> **FRAGMENTO PROPORCIONADO**:
- - - -
VIDA

En un cementerio colombiano, antiguos enemigos desentierran los huesos de la paz

En Palmira, Colombia, exguerrilleros y soldados ahora cavan lado a lado—no para enterrar el pasado, sino para exhumarlo. Juntos, restauran un cementerio antes olvidado, transformando el duelo en ritual y el remordimiento en el lento trabajo de la reconciliación.

Una reparación que comienza entre los muertos

La esquina del cementerio no tenía nombre—solo polvo, tierra rota y susurros de los desaparecidos. Durante décadas, fue donde iban los olvidados. Sin placas. Sin rezos. Solo números. Sin embargo, durante el último año ha sido algo completamente distinto.

Antiguos comandantes de las FARC y soldados colombianos retirados han trabajado hombro a hombro en este terreno antes abandonado de Palmira, una ciudad marcada por la guerra interna del país. Llegaron no como combatientes, sino como custodios. Juntos exhumaron restos, encalaron muros, levantaron osarios, plantaron flores y construyeron una pequeña capilla desde cero. Los muertos, dijeron, merecían dignidad. Y los vivos también.

Es el primer proyecto de reparación de este tipo bajo el acuerdo de paz de 2016 en Colombia, un frágil experimento de justicia a través del trabajo. “Esto es una lección para el país”, dijo Marcela Rodríguez, de la Unidad de Búsqueda de Personas Dadas por Desaparecidas, cuando los excombatientes entregaron el lugar de nuevo a la comunidad, según AP. “Insistir en que la paz es posible”.

En un lugar donde la sangre alguna vez empapó la tierra, ahora las palas la voltean con suavidad. El trabajo es físico, pero el significado es espiritual: construir la paz con las mismas manos que alguna vez la rompieron.

Antiguos enemigos, herramientas compartidas, verdades desnudas

El proyecto no solo recuperó huesos—obligó a antiguos enemigos a enfrentarse entre sí y a sí mismos.

El sargento retirado del ejército Fabián Durango ingresó a las fuerzas militares a los 15 años. Pasó años en la contrainsurgencia, ascendiendo en las filas de las fuerzas élite. Ahora, está implicado en el infame escándalo de los “falsos positivos”, donde civiles fueron asesinados y presentados como bajas en combate para inflar las estadísticas militares. Pero Durango no titubea.
- - - -
> **REGISTROS PROPORCIONADOS**:
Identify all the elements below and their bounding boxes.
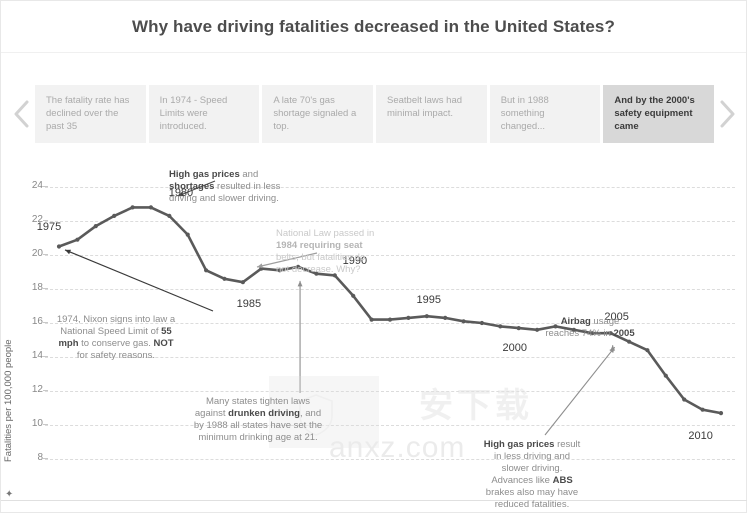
anno-gas08-l2: in less driving and (493, 451, 571, 462)
anno-seatbelt-l2: 1984 requiring seat (276, 240, 363, 251)
prev-story-arrow[interactable] (9, 94, 35, 134)
y-axis-tick-20: 20 (23, 248, 48, 259)
anno-dd-l1: Many states tighten laws (205, 396, 311, 407)
anno-airbag-l1-rest: usage (590, 316, 620, 327)
anno-dd-l2-post: , and (299, 408, 322, 419)
y-axis-tick-10: 10 (23, 418, 48, 429)
anno-gas08-l4-pre: Advances like (491, 475, 553, 486)
data-point-1994[interactable] (406, 315, 411, 320)
fatalities-line-chart: Fatalities per 100,000 people ✦ 24 22 20 18… (1, 151, 747, 514)
anno-gas08-l3: slower driving. (501, 463, 563, 474)
annotation-leader (544, 346, 616, 436)
data-point-1991[interactable] (351, 293, 356, 298)
story-nav-item-2[interactable]: A late 70's gas shortage signaled a top. (262, 85, 374, 143)
data-point-2007[interactable] (645, 348, 650, 353)
pin-icon: ✦ (5, 489, 14, 500)
story-nav-item-1[interactable]: In 1974 - Speed Limits were introduced. (148, 85, 260, 143)
anno-nixon-l4: for safety reasons. (76, 350, 156, 361)
anno-gas79-l1-bold: High gas prices (169, 169, 240, 180)
anno-seatbelt-l1: National Law passed in (276, 228, 375, 239)
anno-gas79-l1-rest: and (239, 169, 259, 180)
anno-airbag-l2-pre: reaches 74% in (545, 328, 614, 339)
anno-dd-l3: by 1988 all states have set the (193, 420, 323, 431)
title-bar: Why have driving fatalities decreased in… (1, 1, 746, 53)
anno-seatbelt-l4: not decrease. Why? (276, 264, 361, 275)
annotation-leader (64, 249, 214, 312)
y-axis-tick-12: 12 (23, 384, 48, 395)
data-point-1977[interactable] (93, 224, 98, 229)
data-point-1980[interactable] (148, 205, 153, 210)
anno-nixon-l2-bold: 55 (161, 326, 172, 337)
annotation-nixon-1974: 1974, Nixon signs into law a National Sp… (11, 314, 221, 362)
point-label-2010: 2010 (688, 429, 713, 442)
data-point-1983[interactable] (204, 268, 209, 273)
data-point-2010[interactable] (700, 407, 705, 412)
story-nav: The fatality rate has declined over the … (1, 83, 747, 145)
anno-dd-l2-bold: drunken driving (228, 408, 300, 419)
annotation-seatbelt-1984: National Law passed in 1984 requiring se… (276, 228, 416, 276)
data-point-1997[interactable] (461, 319, 466, 324)
story-nav-item-3[interactable]: Seatbelt laws had minimal impact. (376, 85, 487, 143)
data-point-1985[interactable] (240, 280, 245, 285)
data-point-1982[interactable] (185, 232, 190, 237)
data-point-1984[interactable] (222, 276, 227, 281)
data-point-1998[interactable] (479, 320, 484, 326)
y-axis-tick-24: 24 (23, 180, 48, 191)
data-point-2006[interactable] (627, 339, 632, 344)
data-point-1975[interactable] (56, 244, 62, 249)
x-axis-line (1, 500, 747, 501)
anno-dd-l4: minimum drinking age at 21. (198, 432, 318, 443)
page-title: Why have driving fatalities decreased in… (132, 16, 615, 36)
data-point-1996[interactable] (443, 315, 448, 320)
point-label-1985: 1985 (236, 298, 262, 311)
story-nav-item-5[interactable]: And by the 2000's safety equipment came (603, 85, 715, 143)
annotation-gas-prices-1979: High gas prices and shortages resulted i… (169, 169, 354, 205)
story-nav-item-0[interactable]: The fatality rate has declined over the … (35, 85, 146, 143)
data-point-1979[interactable] (130, 205, 135, 210)
y-axis-tick-18: 18 (23, 282, 48, 293)
y-axis-tick-8: 8 (23, 452, 48, 463)
anno-nixon-l3-rest: to conserve gas. (78, 338, 154, 349)
next-story-arrow[interactable] (714, 94, 740, 134)
chevron-right-icon (720, 100, 735, 128)
anno-airbag-l2-bold: 2005 (613, 328, 635, 339)
data-point-1999[interactable] (498, 324, 503, 329)
anno-gas08-l1-bold: High gas prices (483, 439, 555, 450)
anno-airbag-l1-bold: Airbag (560, 316, 591, 327)
data-point-2011[interactable] (718, 411, 724, 416)
story-nav-item-4[interactable]: But in 1988 something changed... (489, 85, 601, 143)
anno-seatbelt-l3: belts, but fatalities do (276, 252, 366, 263)
anno-gas79-l2-rest: resulted in less (214, 181, 281, 192)
anno-gas08-l4-bold: ABS (552, 475, 573, 486)
anno-gas79-l3: driving and slower driving. (169, 193, 279, 204)
anno-nixon-l3-bold: mph (58, 338, 79, 349)
data-point-1995[interactable] (424, 314, 429, 319)
data-point-2008[interactable] (663, 373, 668, 378)
data-point-1993[interactable] (387, 317, 393, 322)
annotation-leader (297, 280, 303, 393)
annotation-drunken-driving: Many states tighten laws against drunken… (163, 396, 353, 444)
anno-dd-l2-pre: against (194, 408, 229, 419)
anno-nixon-l3-bold2: NOT (153, 338, 174, 349)
data-point-1976[interactable] (75, 237, 80, 242)
point-label-1975: 1975 (36, 220, 62, 233)
point-label-2000: 2000 (502, 342, 527, 355)
annotation-airbag-2005: Airbag usage reaches 74% in 2005 (507, 316, 673, 340)
data-point-1981[interactable] (167, 213, 172, 218)
anno-nixon-l1: 1974, Nixon signs into law a (56, 314, 176, 325)
anno-gas79-l2-bold: shortages (169, 181, 215, 192)
data-point-1978[interactable] (112, 213, 117, 218)
anno-gas08-l1-rest: result (554, 439, 581, 450)
chevron-left-icon (14, 100, 29, 128)
annotation-gas-prices-2008: High gas prices result in less driving a… (449, 439, 615, 511)
data-point-2009[interactable] (682, 397, 687, 402)
point-label-1995: 1995 (416, 294, 442, 307)
anno-gas08-l5: brakes also may have (485, 487, 579, 498)
data-point-1992[interactable] (369, 317, 374, 322)
story-nav-items: The fatality rate has declined over the … (35, 85, 715, 143)
app-root: Why have driving fatalities decreased in… (0, 0, 747, 513)
anno-gas08-l6: reduced fatalities. (494, 499, 570, 510)
anno-nixon-l2: National Speed Limit of (60, 326, 162, 337)
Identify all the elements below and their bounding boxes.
- - - -
> **RETO A**: Resume en dos oraciones el artículo sobre el cementerio de Palmira.
> **RETO B**: En los registros, toma el tramo que empieza en la línea que contiene "anno-gas08-l2: in less" y termina en la que contiene "anno-airbag-l1-rest: usage (590, 316, 620, 327)", ambas incluidas. Reescríbelo cambiando "driving" por "traveling" y deja todo lo demás igual.
El artículo y los registros proceden de fuentes distintas.

> **RESULTADO ESPERADO A**: En Palmira, Colombia, antiguos comandantes de las FARC y soldados colombianos retirados restauraron juntos un rincón olvidado del cementerio: exhumaron restos, encalaron muros, levantaron osarios, plantaron flores y construyeron una pequeña capilla. Es el primer proyecto de reparación de este tipo bajo el acuerdo de paz de 2016, y obligó a los antiguos enemigos a enfrentarse entre sí y a sí mismos.

> **RESULTADO ESPERADO B**:
anno-gas08-l2: in less traveling and (493, 451, 571, 462)
anno-seatbelt-l2: 1984 requiring seat (276, 240, 363, 251)
prev-story-arrow[interactable] (9, 94, 35, 134)
y-axis-tick-20: 20 (23, 248, 48, 259)
anno-dd-l1: Many states tighten laws (205, 396, 311, 407)
anno-airbag-l1-rest: usage (590, 316, 620, 327)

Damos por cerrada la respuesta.